[start]

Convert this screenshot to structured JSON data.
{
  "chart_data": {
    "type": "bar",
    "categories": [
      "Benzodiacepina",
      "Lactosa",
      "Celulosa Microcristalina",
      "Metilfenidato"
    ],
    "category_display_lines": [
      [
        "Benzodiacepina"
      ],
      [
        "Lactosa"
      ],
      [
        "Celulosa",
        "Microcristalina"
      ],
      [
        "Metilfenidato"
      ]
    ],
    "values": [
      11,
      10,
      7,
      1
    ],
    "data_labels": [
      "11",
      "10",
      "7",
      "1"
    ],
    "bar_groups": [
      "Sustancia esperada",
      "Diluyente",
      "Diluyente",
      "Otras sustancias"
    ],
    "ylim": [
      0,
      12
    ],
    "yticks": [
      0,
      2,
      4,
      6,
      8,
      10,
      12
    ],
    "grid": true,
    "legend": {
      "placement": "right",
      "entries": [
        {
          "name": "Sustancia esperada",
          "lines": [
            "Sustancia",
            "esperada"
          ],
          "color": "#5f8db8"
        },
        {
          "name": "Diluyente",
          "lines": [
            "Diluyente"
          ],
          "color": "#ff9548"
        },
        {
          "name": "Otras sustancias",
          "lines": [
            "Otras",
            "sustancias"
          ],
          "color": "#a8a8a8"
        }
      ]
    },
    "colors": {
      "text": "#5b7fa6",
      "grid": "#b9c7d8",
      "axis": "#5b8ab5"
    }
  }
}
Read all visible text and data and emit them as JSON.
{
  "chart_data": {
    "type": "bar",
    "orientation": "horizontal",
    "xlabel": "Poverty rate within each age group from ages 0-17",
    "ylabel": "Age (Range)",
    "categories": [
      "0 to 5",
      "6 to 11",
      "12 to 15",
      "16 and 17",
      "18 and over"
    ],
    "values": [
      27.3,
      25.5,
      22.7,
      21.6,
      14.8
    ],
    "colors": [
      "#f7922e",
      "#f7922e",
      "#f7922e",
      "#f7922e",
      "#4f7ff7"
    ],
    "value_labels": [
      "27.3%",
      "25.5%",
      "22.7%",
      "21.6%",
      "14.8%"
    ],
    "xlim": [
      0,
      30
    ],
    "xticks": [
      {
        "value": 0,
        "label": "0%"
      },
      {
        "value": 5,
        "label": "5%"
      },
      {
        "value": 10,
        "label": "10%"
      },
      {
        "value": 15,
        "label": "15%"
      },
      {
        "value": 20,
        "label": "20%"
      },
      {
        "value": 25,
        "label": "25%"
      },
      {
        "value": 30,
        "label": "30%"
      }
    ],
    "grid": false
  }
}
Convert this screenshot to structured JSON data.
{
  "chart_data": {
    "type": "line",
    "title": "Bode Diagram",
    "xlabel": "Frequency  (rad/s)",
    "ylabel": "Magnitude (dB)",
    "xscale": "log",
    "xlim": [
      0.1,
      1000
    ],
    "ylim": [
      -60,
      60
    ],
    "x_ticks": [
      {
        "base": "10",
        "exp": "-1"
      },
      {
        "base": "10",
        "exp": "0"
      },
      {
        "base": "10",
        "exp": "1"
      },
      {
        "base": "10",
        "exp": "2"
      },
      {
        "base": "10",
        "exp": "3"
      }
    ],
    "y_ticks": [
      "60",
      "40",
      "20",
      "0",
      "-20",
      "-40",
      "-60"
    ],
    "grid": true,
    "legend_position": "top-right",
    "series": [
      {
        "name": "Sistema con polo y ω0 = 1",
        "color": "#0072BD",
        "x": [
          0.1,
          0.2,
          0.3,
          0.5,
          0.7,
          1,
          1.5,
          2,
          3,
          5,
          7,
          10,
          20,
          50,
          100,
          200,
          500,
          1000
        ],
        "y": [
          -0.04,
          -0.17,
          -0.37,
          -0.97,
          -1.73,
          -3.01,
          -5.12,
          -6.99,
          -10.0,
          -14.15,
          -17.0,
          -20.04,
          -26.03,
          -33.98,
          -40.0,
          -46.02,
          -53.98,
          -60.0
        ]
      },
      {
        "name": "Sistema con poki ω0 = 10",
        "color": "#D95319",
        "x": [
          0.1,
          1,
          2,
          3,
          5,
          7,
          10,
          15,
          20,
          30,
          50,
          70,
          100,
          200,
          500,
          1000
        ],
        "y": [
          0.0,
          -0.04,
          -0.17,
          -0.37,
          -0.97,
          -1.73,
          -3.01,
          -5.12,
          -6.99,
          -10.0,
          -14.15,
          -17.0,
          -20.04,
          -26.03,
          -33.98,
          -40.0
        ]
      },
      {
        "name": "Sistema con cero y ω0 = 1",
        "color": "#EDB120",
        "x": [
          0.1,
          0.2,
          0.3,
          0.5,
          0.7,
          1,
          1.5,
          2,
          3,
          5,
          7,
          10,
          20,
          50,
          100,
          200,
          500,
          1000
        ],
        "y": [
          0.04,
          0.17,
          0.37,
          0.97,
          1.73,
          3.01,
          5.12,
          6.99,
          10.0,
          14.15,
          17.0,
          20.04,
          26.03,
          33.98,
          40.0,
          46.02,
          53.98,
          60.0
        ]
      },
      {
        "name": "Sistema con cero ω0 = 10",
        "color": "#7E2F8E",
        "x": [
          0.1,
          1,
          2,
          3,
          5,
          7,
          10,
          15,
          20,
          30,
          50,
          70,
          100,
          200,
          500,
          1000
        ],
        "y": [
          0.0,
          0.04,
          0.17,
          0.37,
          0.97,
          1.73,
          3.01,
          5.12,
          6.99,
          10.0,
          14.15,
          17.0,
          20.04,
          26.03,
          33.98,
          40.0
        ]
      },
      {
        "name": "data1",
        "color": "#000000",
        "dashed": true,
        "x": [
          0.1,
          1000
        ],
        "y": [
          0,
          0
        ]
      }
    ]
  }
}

[end]

- What the exercise asks
Set down all of the data above, word for word.

- Task response
Convert this screenshot to structured JSON data.
{
  "chart_data": {
    "type": "bar",
    "categories": [
      "Benzodiacepina",
      "Lactosa",
      "Celulosa Microcristalina",
      "Metilfenidato"
    ],
    "category_display_lines": [
      [
        "Benzodiacepina"
      ],
      [
        "Lactosa"
      ],
      [
        "Celulosa",
        "Microcristalina"
      ],
      [
        "Metilfenidato"
      ]
    ],
    "values": [
      11,
      10,
      7,
      1
    ],
    "data_labels": [
      "11",
      "10",
      "7",
      "1"
    ],
    "bar_groups": [
      "Sustancia esperada",
      "Diluyente",
      "Diluyente",
      "Otras sustancias"
    ],
    "ylim": [
      0,
      12
    ],
    "yticks": [
      0,
      2,
      4,
      6,
      8,
      10,
      12
    ],
    "grid": true,
    "legend": {
      "placement": "right",
      "entries": [
        {
          "name": "Sustancia esperada",
          "lines": [
            "Sustancia",
            "esperada"
          ],
          "color": "#5f8db8"
        },
        {
          "name": "Diluyente",
          "lines": [
            "Diluyente"
          ],
          "color": "#ff9548"
        },
        {
          "name": "Otras sustancias",
          "lines": [
            "Otras",
            "sustancias"
          ],
          "color": "#a8a8a8"
        }
      ]
    },
    "colors": {
      "text": "#5b7fa6",
      "grid": "#b9c7d8",
      "axis": "#5b8ab5"
    }
  }
}
Read all visible text and data and emit them as JSON.
{
  "chart_data": {
    "type": "bar",
    "orientation": "horizontal",
    "xlabel": "Poverty rate within each age group from ages 0-17",
    "ylabel": "Age (Range)",
    "categories": [
      "0 to 5",
      "6 to 11",
      "12 to 15",
      "16 and 17",
      "18 and over"
    ],
    "values": [
      27.3,
      25.5,
      22.7,
      21.6,
      14.8
    ],
    "colors": [
      "#f7922e",
      "#f7922e",
      "#f7922e",
      "#f7922e",
      "#4f7ff7"
    ],
    "value_labels": [
      "27.3%",
      "25.5%",
      "22.7%",
      "21.6%",
      "14.8%"
    ],
    "xlim": [
      0,
      30
    ],
    "xticks": [
      {
        "value": 0,
        "label": "0%"
      },
      {
        "value": 5,
        "label": "5%"
      },
      {
        "value": 10,
        "label": "10%"
      },
      {
        "value": 15,
        "label": "15%"
      },
      {
        "value": 20,
        "label": "20%"
      },
      {
        "value": 25,
        "label": "25%"
      },
      {
        "value": 30,
        "label": "30%"
      }
    ],
    "grid": false
  }
}
Convert this screenshot to structured JSON data.
{
  "chart_data": {
    "type": "line",
    "title": "Bode Diagram",
    "xlabel": "Frequency  (rad/s)",
    "ylabel": "Magnitude (dB)",
    "xscale": "log",
    "xlim": [
      0.1,
      1000
    ],
    "ylim": [
      -60,
      60
    ],
    "x_ticks": [
      {
        "base": "10",
        "exp": "-1"
      },
      {
        "base": "10",
        "exp": "0"
      },
      {
        "base": "10",
        "exp": "1"
      },
      {
        "base": "10",
        "exp": "2"
      },
      {
        "base": "10",
        "exp": "3"
      }
    ],
    "y_ticks": [
      "60",
      "40",
      "20",
      "0",
      "-20",
      "-40",
      "-60"
    ],
    "grid": true,
    "legend_position": "top-right",
    "series": [
      {
        "name": "Sistema con polo y ω0 = 1",
        "color": "#0072BD",
        "x": [
          0.1,
          0.2,
          0.3,
          0.5,
          0.7,
          1,
          1.5,
          2,
          3,
          5,
          7,
          10,
          20,
          50,
          100,
          200,
          500,
          1000
        ],
        "y": [
          -0.04,
          -0.17,
          -0.37,
          -0.97,
          -1.73,
          -3.01,
          -5.12,
          -6.99,
          -10.0,
          -14.15,
          -17.0,
          -20.04,
          -26.03,
          -33.98,
          -40.0,
          -46.02,
          -53.98,
          -60.0
        ]
      },
      {
        "name": "Sistema con poki ω0 = 10",
        "color": "#D95319",
        "x": [
          0.1,
          1,
          2,
          3,
          5,
          7,
          10,
          15,
          20,
          30,
          50,
          70,
          100,
          200,
          500,
          1000
        ],
        "y": [
          0.0,
          -0.04,
          -0.17,
          -0.37,
          -0.97,
          -1.73,
          -3.01,
          -5.12,
          -6.99,
          -10.0,
          -14.15,
          -17.0,
          -20.04,
          -26.03,
          -33.98,
          -40.0
        ]
      },
      {
        "name": "Sistema con cero y ω0 = 1",
        "color": "#EDB120",
        "x": [
          0.1,
          0.2,
          0.3,
          0.5,
          0.7,
          1,
          1.5,
          2,
          3,
          5,
          7,
          10,
          20,
          50,
          100,
          200,
          500,
          1000
        ],
        "y": [
          0.04,
          0.17,
          0.37,
          0.97,
          1.73,
          3.01,
          5.12,
          6.99,
          10.0,
          14.15,
          17.0,
          20.04,
          26.03,
          33.98,
          40.0,
          46.02,
          53.98,
          60.0
        ]
      },
      {
        "name": "Sistema con cero ω0 = 10",
        "color": "#7E2F8E",
        "x": [
          0.1,
          1,
          2,
          3,
          5,
          7,
          10,
          15,
          20,
          30,
          50,
          70,
          100,
          200,
          500,
          1000
        ],
        "y": [
          0.0,
          0.04,
          0.17,
          0.37,
          0.97,
          1.73,
          3.01,
          5.12,
          6.99,
          10.0,
          14.15,
          17.0,
          20.04,
          26.03,
          33.98,
          40.0
        ]
      },
      {
        "name": "data1",
        "color": "#000000",
        "dashed": true,
        "x": [
          0.1,
          1000
        ],
        "y": [
          0,
          0
        ]
      }
    ]
  }
}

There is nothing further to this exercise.